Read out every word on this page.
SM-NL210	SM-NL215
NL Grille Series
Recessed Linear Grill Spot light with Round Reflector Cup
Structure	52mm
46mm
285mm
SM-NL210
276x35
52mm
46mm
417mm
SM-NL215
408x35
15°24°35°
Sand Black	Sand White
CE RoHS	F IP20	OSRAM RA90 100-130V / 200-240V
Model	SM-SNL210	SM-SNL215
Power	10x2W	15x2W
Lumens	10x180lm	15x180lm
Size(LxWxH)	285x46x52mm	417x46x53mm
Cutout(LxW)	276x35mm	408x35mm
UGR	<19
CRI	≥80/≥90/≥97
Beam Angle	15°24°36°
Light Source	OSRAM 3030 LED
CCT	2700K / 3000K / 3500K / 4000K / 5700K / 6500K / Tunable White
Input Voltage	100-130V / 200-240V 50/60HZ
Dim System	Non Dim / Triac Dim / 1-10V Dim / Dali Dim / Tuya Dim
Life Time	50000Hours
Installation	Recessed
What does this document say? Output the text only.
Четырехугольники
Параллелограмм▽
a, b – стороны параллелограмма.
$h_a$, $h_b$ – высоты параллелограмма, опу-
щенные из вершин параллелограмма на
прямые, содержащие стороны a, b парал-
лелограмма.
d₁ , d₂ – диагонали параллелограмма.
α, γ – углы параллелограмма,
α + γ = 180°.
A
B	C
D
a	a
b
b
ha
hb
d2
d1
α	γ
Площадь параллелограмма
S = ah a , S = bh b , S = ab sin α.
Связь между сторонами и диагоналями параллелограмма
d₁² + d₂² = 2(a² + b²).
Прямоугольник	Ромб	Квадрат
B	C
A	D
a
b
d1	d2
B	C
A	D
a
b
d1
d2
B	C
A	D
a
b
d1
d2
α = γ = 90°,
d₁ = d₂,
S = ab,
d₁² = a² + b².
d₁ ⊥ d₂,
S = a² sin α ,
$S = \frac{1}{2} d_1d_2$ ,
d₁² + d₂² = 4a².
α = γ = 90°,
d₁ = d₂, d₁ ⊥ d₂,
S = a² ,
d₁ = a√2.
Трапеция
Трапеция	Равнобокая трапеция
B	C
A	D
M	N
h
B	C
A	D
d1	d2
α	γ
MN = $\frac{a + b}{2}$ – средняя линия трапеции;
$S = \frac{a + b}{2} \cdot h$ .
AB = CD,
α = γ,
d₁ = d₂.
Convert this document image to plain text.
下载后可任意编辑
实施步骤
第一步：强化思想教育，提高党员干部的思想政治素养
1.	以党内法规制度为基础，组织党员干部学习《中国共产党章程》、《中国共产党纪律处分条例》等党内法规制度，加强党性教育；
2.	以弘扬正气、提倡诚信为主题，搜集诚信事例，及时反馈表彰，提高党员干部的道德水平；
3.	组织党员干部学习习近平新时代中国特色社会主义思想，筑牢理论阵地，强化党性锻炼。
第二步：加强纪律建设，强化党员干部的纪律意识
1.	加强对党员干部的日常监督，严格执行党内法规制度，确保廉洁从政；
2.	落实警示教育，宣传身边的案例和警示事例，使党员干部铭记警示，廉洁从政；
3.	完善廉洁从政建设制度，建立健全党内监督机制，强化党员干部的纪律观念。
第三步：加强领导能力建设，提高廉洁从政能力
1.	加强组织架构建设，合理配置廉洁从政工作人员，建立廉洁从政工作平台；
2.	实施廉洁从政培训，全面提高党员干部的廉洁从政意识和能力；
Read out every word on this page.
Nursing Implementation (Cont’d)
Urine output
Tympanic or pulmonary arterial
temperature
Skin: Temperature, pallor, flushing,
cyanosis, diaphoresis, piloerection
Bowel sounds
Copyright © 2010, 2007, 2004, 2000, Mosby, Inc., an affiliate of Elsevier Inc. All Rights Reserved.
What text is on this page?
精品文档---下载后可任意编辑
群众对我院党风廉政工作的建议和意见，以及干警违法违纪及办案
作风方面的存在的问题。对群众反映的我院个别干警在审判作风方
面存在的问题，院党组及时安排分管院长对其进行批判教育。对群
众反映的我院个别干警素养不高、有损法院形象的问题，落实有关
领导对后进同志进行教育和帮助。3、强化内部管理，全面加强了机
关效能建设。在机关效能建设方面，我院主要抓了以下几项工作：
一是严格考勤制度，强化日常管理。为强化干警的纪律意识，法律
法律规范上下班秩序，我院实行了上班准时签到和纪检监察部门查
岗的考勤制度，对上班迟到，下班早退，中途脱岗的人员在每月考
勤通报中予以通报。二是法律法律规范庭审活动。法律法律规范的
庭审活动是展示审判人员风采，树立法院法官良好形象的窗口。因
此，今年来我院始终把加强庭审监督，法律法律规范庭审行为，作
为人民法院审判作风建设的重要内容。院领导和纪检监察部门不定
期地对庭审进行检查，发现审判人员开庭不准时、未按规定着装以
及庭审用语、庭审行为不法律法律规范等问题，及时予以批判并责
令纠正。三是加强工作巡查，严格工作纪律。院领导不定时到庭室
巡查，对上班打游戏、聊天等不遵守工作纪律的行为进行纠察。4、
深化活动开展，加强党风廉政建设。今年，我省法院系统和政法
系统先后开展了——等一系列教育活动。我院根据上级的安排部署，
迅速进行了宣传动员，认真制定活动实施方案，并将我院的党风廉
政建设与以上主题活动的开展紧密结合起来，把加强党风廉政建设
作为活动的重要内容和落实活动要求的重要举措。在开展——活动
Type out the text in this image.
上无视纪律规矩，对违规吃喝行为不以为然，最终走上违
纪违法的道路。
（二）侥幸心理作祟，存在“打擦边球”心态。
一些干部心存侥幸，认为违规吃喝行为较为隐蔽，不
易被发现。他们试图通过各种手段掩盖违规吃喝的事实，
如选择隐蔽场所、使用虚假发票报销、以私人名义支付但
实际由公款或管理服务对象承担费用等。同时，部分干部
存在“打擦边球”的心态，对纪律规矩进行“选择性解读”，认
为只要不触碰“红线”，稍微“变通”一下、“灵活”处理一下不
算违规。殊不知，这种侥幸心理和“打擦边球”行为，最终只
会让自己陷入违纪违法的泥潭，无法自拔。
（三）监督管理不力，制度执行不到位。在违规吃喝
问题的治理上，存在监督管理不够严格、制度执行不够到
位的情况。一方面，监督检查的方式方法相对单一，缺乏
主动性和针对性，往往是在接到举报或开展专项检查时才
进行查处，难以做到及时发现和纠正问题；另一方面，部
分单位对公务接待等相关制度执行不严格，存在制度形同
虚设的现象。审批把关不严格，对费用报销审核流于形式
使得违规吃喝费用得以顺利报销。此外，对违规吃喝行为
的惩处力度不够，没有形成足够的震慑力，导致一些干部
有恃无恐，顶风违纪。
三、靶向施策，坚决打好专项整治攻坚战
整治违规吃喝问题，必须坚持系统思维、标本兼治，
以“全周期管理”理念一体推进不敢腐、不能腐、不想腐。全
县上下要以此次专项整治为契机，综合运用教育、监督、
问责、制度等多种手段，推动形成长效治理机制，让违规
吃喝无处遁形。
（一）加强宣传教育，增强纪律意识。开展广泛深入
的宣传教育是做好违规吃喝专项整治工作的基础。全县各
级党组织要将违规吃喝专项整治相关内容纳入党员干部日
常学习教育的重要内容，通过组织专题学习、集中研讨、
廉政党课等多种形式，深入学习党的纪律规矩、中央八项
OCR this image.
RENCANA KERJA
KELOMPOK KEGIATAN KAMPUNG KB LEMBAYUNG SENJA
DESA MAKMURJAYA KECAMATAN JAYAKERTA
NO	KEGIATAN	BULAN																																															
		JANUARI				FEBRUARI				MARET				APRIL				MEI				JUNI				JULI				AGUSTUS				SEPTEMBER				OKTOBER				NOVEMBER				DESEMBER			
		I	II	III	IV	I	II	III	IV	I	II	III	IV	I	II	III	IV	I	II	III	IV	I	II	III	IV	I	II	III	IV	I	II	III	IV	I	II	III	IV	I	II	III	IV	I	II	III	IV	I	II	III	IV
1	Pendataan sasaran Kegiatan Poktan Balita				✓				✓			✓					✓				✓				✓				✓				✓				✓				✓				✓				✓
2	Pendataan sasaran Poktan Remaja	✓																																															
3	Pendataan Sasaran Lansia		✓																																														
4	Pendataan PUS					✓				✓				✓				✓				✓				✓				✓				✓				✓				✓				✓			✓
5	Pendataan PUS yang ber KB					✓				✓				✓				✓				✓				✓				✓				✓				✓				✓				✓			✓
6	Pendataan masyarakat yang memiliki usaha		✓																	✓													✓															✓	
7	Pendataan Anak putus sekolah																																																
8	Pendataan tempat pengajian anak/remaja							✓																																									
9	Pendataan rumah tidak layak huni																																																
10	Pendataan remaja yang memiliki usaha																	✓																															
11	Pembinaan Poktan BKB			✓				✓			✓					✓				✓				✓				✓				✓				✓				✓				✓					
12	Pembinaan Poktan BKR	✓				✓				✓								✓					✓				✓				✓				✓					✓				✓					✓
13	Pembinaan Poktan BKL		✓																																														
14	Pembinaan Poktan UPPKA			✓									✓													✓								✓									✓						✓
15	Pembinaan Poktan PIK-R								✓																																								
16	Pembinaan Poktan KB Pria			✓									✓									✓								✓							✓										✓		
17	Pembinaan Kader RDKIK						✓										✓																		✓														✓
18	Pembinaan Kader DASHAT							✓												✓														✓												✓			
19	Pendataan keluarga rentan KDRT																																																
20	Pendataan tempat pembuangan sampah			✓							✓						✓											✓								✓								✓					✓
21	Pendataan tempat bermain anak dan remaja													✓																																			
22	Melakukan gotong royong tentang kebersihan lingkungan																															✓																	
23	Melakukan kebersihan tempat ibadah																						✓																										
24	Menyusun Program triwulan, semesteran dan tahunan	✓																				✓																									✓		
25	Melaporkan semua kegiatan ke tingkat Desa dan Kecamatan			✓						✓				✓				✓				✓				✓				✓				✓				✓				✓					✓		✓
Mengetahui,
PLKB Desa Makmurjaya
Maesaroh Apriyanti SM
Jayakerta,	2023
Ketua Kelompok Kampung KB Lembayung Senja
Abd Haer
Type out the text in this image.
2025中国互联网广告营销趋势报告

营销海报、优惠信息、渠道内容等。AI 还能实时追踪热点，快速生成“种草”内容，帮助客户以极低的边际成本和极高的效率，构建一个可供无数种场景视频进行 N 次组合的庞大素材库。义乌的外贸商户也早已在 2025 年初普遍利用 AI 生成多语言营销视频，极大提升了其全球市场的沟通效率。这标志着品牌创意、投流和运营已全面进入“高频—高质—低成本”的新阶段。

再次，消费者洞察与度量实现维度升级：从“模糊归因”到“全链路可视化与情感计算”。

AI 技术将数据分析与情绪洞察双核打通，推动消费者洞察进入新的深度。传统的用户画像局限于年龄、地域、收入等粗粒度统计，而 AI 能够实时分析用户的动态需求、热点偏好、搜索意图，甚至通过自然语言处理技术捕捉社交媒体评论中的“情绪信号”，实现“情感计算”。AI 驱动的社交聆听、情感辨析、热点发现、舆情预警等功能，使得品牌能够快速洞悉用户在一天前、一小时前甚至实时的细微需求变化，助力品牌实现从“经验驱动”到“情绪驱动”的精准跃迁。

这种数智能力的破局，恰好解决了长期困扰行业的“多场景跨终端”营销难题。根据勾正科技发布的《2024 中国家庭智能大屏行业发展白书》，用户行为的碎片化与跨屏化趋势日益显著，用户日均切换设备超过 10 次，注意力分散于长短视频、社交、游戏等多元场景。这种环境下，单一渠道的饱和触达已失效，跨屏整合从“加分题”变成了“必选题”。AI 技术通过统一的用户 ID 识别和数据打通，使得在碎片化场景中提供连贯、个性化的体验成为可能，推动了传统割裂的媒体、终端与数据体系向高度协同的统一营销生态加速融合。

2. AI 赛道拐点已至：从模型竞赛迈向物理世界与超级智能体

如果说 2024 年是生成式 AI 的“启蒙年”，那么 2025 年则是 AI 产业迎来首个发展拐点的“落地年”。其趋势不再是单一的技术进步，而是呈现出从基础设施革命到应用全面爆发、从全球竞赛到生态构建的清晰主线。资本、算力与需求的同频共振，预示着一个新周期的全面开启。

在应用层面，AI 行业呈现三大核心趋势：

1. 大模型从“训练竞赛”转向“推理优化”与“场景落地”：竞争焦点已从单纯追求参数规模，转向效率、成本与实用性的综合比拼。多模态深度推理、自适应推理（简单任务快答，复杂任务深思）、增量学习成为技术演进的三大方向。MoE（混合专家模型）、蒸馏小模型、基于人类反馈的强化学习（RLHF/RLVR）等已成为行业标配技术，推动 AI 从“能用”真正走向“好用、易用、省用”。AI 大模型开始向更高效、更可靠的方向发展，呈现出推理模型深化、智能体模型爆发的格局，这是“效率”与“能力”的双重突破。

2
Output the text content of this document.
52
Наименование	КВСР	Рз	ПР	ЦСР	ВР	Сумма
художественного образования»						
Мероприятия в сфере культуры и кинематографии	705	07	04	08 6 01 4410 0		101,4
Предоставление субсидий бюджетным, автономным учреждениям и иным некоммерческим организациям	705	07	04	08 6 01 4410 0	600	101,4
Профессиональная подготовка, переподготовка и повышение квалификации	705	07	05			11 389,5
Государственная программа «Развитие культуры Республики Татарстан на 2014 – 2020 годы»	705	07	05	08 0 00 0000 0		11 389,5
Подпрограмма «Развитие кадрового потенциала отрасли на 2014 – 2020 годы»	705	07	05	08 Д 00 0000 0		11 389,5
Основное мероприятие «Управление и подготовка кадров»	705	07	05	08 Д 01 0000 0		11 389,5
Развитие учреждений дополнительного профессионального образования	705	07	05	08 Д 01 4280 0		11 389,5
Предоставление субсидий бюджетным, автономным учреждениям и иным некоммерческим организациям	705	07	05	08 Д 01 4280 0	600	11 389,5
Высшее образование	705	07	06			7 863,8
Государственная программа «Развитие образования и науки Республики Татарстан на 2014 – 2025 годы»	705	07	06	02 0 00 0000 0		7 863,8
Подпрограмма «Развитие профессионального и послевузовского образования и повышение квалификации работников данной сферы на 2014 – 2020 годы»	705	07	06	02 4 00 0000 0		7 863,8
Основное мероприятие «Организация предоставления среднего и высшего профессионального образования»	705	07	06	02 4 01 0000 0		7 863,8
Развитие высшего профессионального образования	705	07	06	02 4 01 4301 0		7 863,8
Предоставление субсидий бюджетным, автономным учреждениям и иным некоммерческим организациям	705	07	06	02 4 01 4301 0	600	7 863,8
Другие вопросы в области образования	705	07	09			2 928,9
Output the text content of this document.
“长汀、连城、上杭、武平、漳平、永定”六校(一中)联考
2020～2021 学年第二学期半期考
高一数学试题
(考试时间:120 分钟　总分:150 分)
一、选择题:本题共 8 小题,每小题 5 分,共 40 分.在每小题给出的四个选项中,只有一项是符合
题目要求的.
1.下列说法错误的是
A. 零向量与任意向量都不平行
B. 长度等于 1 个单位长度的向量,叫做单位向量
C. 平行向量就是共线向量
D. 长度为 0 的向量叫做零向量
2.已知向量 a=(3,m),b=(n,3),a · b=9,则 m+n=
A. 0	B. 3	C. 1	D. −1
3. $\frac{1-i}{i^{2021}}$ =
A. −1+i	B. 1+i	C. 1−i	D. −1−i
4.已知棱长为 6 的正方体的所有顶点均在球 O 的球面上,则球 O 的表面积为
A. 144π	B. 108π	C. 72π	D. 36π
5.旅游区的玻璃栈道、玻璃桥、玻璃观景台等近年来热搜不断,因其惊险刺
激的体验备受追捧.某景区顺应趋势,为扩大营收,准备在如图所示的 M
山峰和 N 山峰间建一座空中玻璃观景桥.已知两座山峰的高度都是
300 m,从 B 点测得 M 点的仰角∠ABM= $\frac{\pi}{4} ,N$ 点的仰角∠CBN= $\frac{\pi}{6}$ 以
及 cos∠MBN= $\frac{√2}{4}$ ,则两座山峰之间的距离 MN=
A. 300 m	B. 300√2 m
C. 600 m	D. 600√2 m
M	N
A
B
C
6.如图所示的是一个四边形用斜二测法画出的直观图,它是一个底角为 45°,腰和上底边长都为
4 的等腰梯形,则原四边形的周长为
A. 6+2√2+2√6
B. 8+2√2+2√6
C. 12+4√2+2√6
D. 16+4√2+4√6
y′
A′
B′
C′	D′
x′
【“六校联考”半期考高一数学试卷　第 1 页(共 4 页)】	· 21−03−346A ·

What you are asked to do –
Check each line of the records above for "Предоставление", and copy those that have it.

Full answer –
Предоставление субсидий бюджетным, автономным учреждениям и иным некоммерческим организациям	705	07	04	08 6 01 4410 0	600	101,4
Предоставление субсидий бюджетным, автономным учреждениям и иным некоммерческим организациям	705	07	05	08 Д 01 4280 0	600	11 389,5
Предоставление субсидий бюджетным, автономным учреждениям и иным некоммерческим организациям	705	07	06	02 4 01 4301 0	600	7 863,8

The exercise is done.